**TASK TO COMPLETE**. Report the number of lines where the string "value" occurs, and write nothing else.

========================================================================

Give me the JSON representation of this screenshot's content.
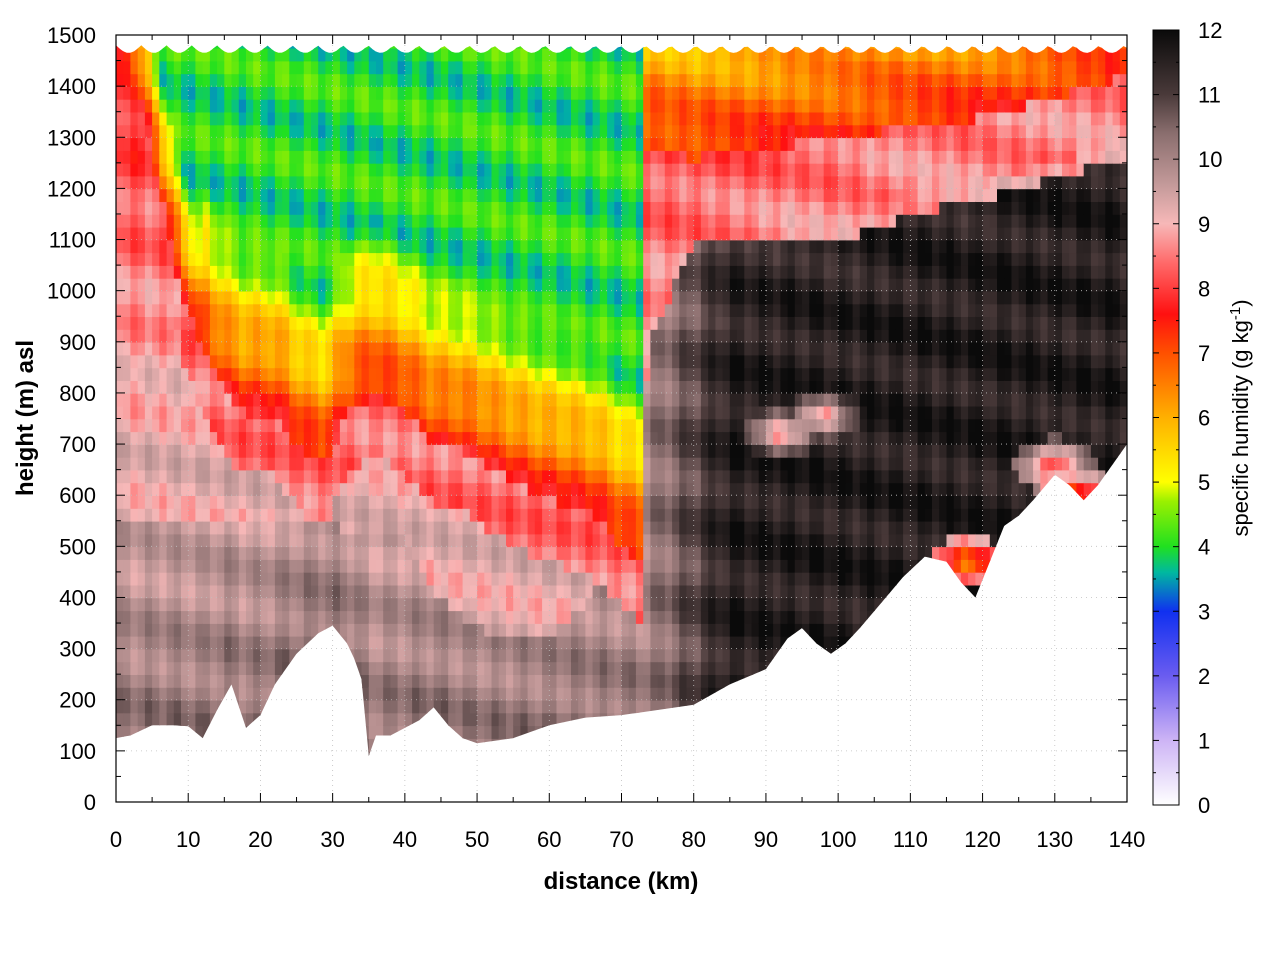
{
  "chart_data": {
    "type": "heatmap",
    "title": "",
    "xlabel": "distance (km)",
    "ylabel": "height (m) asl",
    "xlim": [
      0,
      140
    ],
    "ylim": [
      0,
      1500
    ],
    "x_ticks": [
      0,
      10,
      20,
      30,
      40,
      50,
      60,
      70,
      80,
      90,
      100,
      110,
      120,
      130,
      140
    ],
    "y_ticks": [
      0,
      100,
      200,
      300,
      400,
      500,
      600,
      700,
      800,
      900,
      1000,
      1100,
      1200,
      1300,
      1400,
      1500
    ],
    "grid": true,
    "colorbar": {
      "label_main": "specific humidity (g kg",
      "label_sup": "-1",
      "label_end": ")",
      "range": [
        0,
        12
      ],
      "ticks": [
        0,
        1,
        2,
        3,
        4,
        5,
        6,
        7,
        8,
        9,
        10,
        11,
        12
      ],
      "palette": [
        {
          "v": 0,
          "color": "#ffffff"
        },
        {
          "v": 1,
          "color": "#cdb4f5"
        },
        {
          "v": 2,
          "color": "#6a5cf0"
        },
        {
          "v": 3,
          "color": "#1030f0"
        },
        {
          "v": 3.6,
          "color": "#00b8a0"
        },
        {
          "v": 4,
          "color": "#20e020"
        },
        {
          "v": 4.7,
          "color": "#9af000"
        },
        {
          "v": 5,
          "color": "#ffff00"
        },
        {
          "v": 6,
          "color": "#ffb000"
        },
        {
          "v": 7,
          "color": "#ff5000"
        },
        {
          "v": 7.6,
          "color": "#ff1010"
        },
        {
          "v": 8.4,
          "color": "#ff6a6a"
        },
        {
          "v": 9,
          "color": "#f7b8b8"
        },
        {
          "v": 9.6,
          "color": "#c49a9a"
        },
        {
          "v": 10.4,
          "color": "#8a6e6e"
        },
        {
          "v": 11,
          "color": "#4a3a3a"
        },
        {
          "v": 12,
          "color": "#0a0a0a"
        }
      ]
    },
    "terrain": [
      [
        0,
        125
      ],
      [
        2,
        130
      ],
      [
        5,
        150
      ],
      [
        8,
        150
      ],
      [
        10,
        148
      ],
      [
        12,
        125
      ],
      [
        14,
        180
      ],
      [
        16,
        230
      ],
      [
        18,
        145
      ],
      [
        20,
        170
      ],
      [
        22,
        230
      ],
      [
        25,
        290
      ],
      [
        28,
        330
      ],
      [
        30,
        345
      ],
      [
        32,
        310
      ],
      [
        33,
        280
      ],
      [
        34,
        240
      ],
      [
        35,
        90
      ],
      [
        36,
        130
      ],
      [
        38,
        130
      ],
      [
        40,
        145
      ],
      [
        42,
        160
      ],
      [
        44,
        185
      ],
      [
        46,
        150
      ],
      [
        48,
        125
      ],
      [
        50,
        115
      ],
      [
        55,
        125
      ],
      [
        60,
        150
      ],
      [
        65,
        165
      ],
      [
        70,
        170
      ],
      [
        75,
        180
      ],
      [
        80,
        190
      ],
      [
        85,
        230
      ],
      [
        90,
        260
      ],
      [
        93,
        320
      ],
      [
        95,
        340
      ],
      [
        97,
        310
      ],
      [
        99,
        290
      ],
      [
        101,
        310
      ],
      [
        103,
        340
      ],
      [
        106,
        390
      ],
      [
        109,
        440
      ],
      [
        112,
        480
      ],
      [
        115,
        470
      ],
      [
        117,
        430
      ],
      [
        119,
        400
      ],
      [
        121,
        470
      ],
      [
        123,
        540
      ],
      [
        125,
        560
      ],
      [
        127,
        590
      ],
      [
        130,
        640
      ],
      [
        132,
        620
      ],
      [
        134,
        590
      ],
      [
        136,
        620
      ],
      [
        140,
        700
      ]
    ],
    "lift_top": 1480,
    "dry_tongue": [
      [
        0,
        1480
      ],
      [
        3,
        1400
      ],
      [
        6,
        1200
      ],
      [
        9,
        1000
      ],
      [
        12,
        880
      ],
      [
        15,
        800
      ],
      [
        18,
        760
      ],
      [
        22,
        760
      ],
      [
        26,
        680
      ],
      [
        29,
        660
      ],
      [
        32,
        760
      ],
      [
        36,
        800
      ],
      [
        40,
        760
      ],
      [
        44,
        700
      ],
      [
        48,
        690
      ],
      [
        52,
        650
      ],
      [
        58,
        600
      ],
      [
        62,
        580
      ],
      [
        66,
        560
      ],
      [
        70,
        500
      ],
      [
        72,
        480
      ]
    ],
    "moist_layer_base": [
      [
        0,
        560
      ],
      [
        10,
        560
      ],
      [
        20,
        540
      ],
      [
        30,
        540
      ],
      [
        40,
        520
      ],
      [
        44,
        420
      ],
      [
        48,
        360
      ],
      [
        52,
        330
      ],
      [
        56,
        320
      ],
      [
        60,
        330
      ],
      [
        66,
        400
      ],
      [
        70,
        520
      ],
      [
        72,
        600
      ],
      [
        74,
        900
      ],
      [
        80,
        1100
      ],
      [
        90,
        1100
      ],
      [
        100,
        1100
      ],
      [
        110,
        1150
      ],
      [
        120,
        1180
      ],
      [
        130,
        1220
      ],
      [
        140,
        1260
      ]
    ],
    "upper_dry_base": [
      [
        0,
        1480
      ],
      [
        20,
        1400
      ],
      [
        40,
        1340
      ],
      [
        50,
        1220
      ],
      [
        60,
        1200
      ],
      [
        70,
        1280
      ],
      [
        80,
        1260
      ],
      [
        90,
        1280
      ],
      [
        100,
        1300
      ],
      [
        110,
        1320
      ],
      [
        120,
        1340
      ],
      [
        130,
        1380
      ],
      [
        140,
        1420
      ]
    ],
    "anomalies": [
      {
        "x": 118,
        "y": 470,
        "value": 6.5
      },
      {
        "x": 133,
        "y": 600,
        "value": 6.8
      },
      {
        "x": 130,
        "y": 660,
        "value": 7.5
      },
      {
        "x": 92,
        "y": 720,
        "value": 8.5
      },
      {
        "x": 98,
        "y": 760,
        "value": 8.5
      }
    ]
  }
}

========================================================================

**SOLUTION TO THE EXERCISE**. 5